═════ RECORDS PROVIDED

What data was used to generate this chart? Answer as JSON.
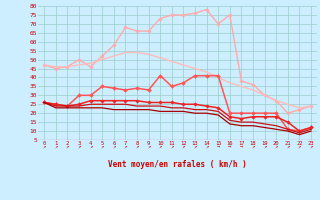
{
  "xlabel": "Vent moyen/en rafales ( km/h )",
  "background_color": "#cceeff",
  "grid_color": "#99cccc",
  "ylabel_ticks": [
    5,
    10,
    15,
    20,
    25,
    30,
    35,
    40,
    45,
    50,
    55,
    60,
    65,
    70,
    75,
    80
  ],
  "x_ticks": [
    0,
    1,
    2,
    3,
    4,
    5,
    6,
    7,
    8,
    9,
    10,
    11,
    12,
    13,
    14,
    15,
    16,
    17,
    18,
    19,
    20,
    21,
    22,
    23
  ],
  "ylim": [
    5,
    80
  ],
  "xlim": [
    -0.5,
    23.5
  ],
  "series": [
    {
      "name": "rafales_top",
      "color": "#ffaaaa",
      "linewidth": 1.0,
      "marker": "D",
      "markersize": 1.8,
      "data": [
        47,
        45,
        46,
        50,
        46,
        52,
        58,
        68,
        66,
        66,
        73,
        75,
        75,
        76,
        78,
        70,
        75,
        38,
        36,
        30,
        27,
        20,
        22,
        24
      ]
    },
    {
      "name": "rafales_smooth",
      "color": "#ffbbbb",
      "linewidth": 1.0,
      "marker": null,
      "markersize": 0,
      "data": [
        47,
        46,
        46,
        47,
        48,
        50,
        52,
        54,
        54,
        53,
        51,
        49,
        47,
        45,
        43,
        40,
        37,
        35,
        33,
        30,
        27,
        25,
        23,
        24
      ]
    },
    {
      "name": "vent_top",
      "color": "#ff5555",
      "linewidth": 1.1,
      "marker": "D",
      "markersize": 2.0,
      "data": [
        26,
        25,
        24,
        30,
        30,
        35,
        34,
        33,
        34,
        33,
        41,
        35,
        37,
        41,
        41,
        41,
        20,
        20,
        20,
        20,
        20,
        11,
        10,
        12
      ]
    },
    {
      "name": "vent_mid",
      "color": "#ee2222",
      "linewidth": 1.1,
      "marker": "D",
      "markersize": 1.8,
      "data": [
        26,
        25,
        24,
        25,
        27,
        27,
        27,
        27,
        27,
        26,
        26,
        26,
        25,
        25,
        24,
        23,
        18,
        17,
        18,
        18,
        18,
        15,
        10,
        12
      ]
    },
    {
      "name": "vent_low1",
      "color": "#cc1111",
      "linewidth": 0.9,
      "marker": null,
      "markersize": 0,
      "data": [
        26,
        24,
        24,
        24,
        25,
        25,
        25,
        25,
        24,
        24,
        24,
        23,
        23,
        22,
        22,
        21,
        16,
        15,
        15,
        14,
        13,
        11,
        9,
        11
      ]
    },
    {
      "name": "vent_low2",
      "color": "#aa0000",
      "linewidth": 0.9,
      "marker": null,
      "markersize": 0,
      "data": [
        26,
        23,
        23,
        23,
        23,
        23,
        22,
        22,
        22,
        22,
        21,
        21,
        21,
        20,
        20,
        19,
        14,
        13,
        13,
        12,
        11,
        10,
        8,
        10
      ]
    }
  ],
  "arrows": [
    "NE",
    "NE",
    "NE",
    "NE",
    "NE",
    "NE",
    "NE",
    "NE",
    "NE",
    "NE",
    "NE",
    "NE",
    "NE",
    "NE",
    "NE",
    "E",
    "E",
    "E",
    "NE",
    "NE",
    "NE",
    "NE",
    "NE",
    "NE"
  ]
}
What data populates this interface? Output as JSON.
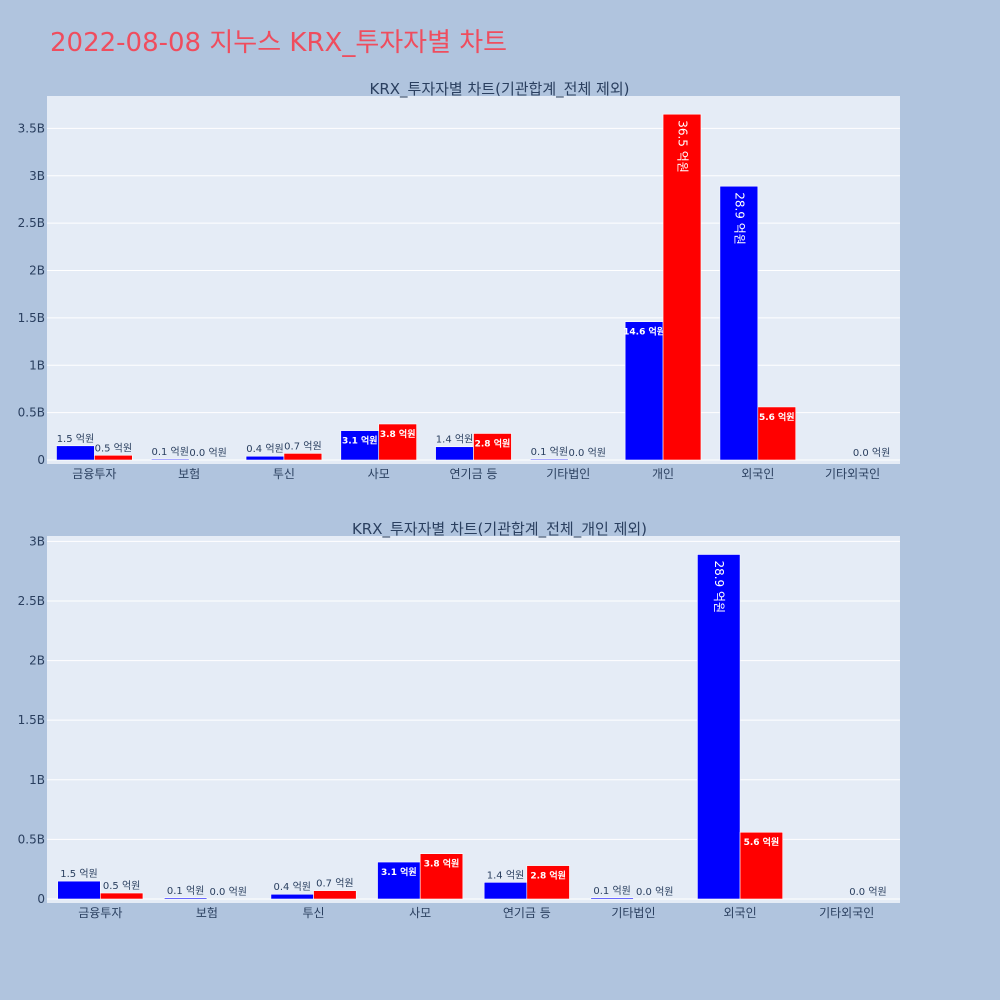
{
  "page": {
    "title": "2022-08-08 지누스 KRX_투자자별 차트"
  },
  "colors": {
    "background": "#b0c4de",
    "plot_bg": "#e5ecf6",
    "buy": "#0000ff",
    "sell": "#ff0000",
    "title": "#ef4d5e"
  },
  "chart_data": [
    {
      "type": "bar",
      "title": "KRX_투자자별 차트(기관합계_전체 제외)",
      "categories": [
        "금융투자",
        "보험",
        "투신",
        "사모",
        "연기금 등",
        "기타법인",
        "개인",
        "외국인",
        "기타외국인"
      ],
      "series": [
        {
          "color": "#0000ff",
          "values": [
            150000000,
            10000000,
            40000000,
            310000000,
            140000000,
            10000000,
            1460000000,
            2890000000,
            0
          ],
          "labels": [
            "1.5 억원",
            "0.1 억원",
            "0.4 억원",
            "3.1 억원",
            "1.4 억원",
            "0.1 억원",
            "14.6 억원",
            "28.9 억원",
            ""
          ]
        },
        {
          "color": "#ff0000",
          "values": [
            50000000,
            0,
            70000000,
            380000000,
            280000000,
            0,
            3650000000,
            560000000,
            0
          ],
          "labels": [
            "0.5 억원",
            "0.0 억원",
            "0.7 억원",
            "3.8 억원",
            "2.8 억원",
            "0.0 억원",
            "36.5 억원",
            "5.6 억원",
            "0.0 억원"
          ]
        }
      ],
      "yticks": [
        0,
        500000000,
        1000000000,
        1500000000,
        2000000000,
        2500000000,
        3000000000,
        3500000000
      ],
      "ytick_labels": [
        "0",
        "0.5B",
        "1B",
        "1.5B",
        "2B",
        "2.5B",
        "3B",
        "3.5B"
      ],
      "ylim": [
        0,
        3842105263
      ],
      "grid": true,
      "legend": "none"
    },
    {
      "type": "bar",
      "title": "KRX_투자자별 차트(기관합계_전체_개인 제외)",
      "categories": [
        "금융투자",
        "보험",
        "투신",
        "사모",
        "연기금 등",
        "기타법인",
        "외국인",
        "기타외국인"
      ],
      "series": [
        {
          "color": "#0000ff",
          "values": [
            150000000,
            10000000,
            40000000,
            310000000,
            140000000,
            10000000,
            2890000000,
            0
          ],
          "labels": [
            "1.5 억원",
            "0.1 억원",
            "0.4 억원",
            "3.1 억원",
            "1.4 억원",
            "0.1 억원",
            "28.9 억원",
            ""
          ]
        },
        {
          "color": "#ff0000",
          "values": [
            50000000,
            0,
            70000000,
            380000000,
            280000000,
            0,
            560000000,
            0
          ],
          "labels": [
            "0.5 억원",
            "0.0 억원",
            "0.7 억원",
            "3.8 억원",
            "2.8 억원",
            "0.0 억원",
            "5.6 억원",
            "0.0 억원"
          ]
        }
      ],
      "yticks": [
        0,
        500000000,
        1000000000,
        1500000000,
        2000000000,
        2500000000,
        3000000000
      ],
      "ytick_labels": [
        "0",
        "0.5B",
        "1B",
        "1.5B",
        "2B",
        "2.5B",
        "3B"
      ],
      "ylim": [
        0,
        3045000000
      ],
      "grid": true,
      "legend": "none"
    }
  ]
}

══════════

WHAT THE TASK ASKS
In the records above, locate the lines holding the word "JSON". Copy each of them.

OUTPUT FOR THIS TASK
What data was used to generate this chart? Answer as JSON.
What data populates this interface? Output as JSON.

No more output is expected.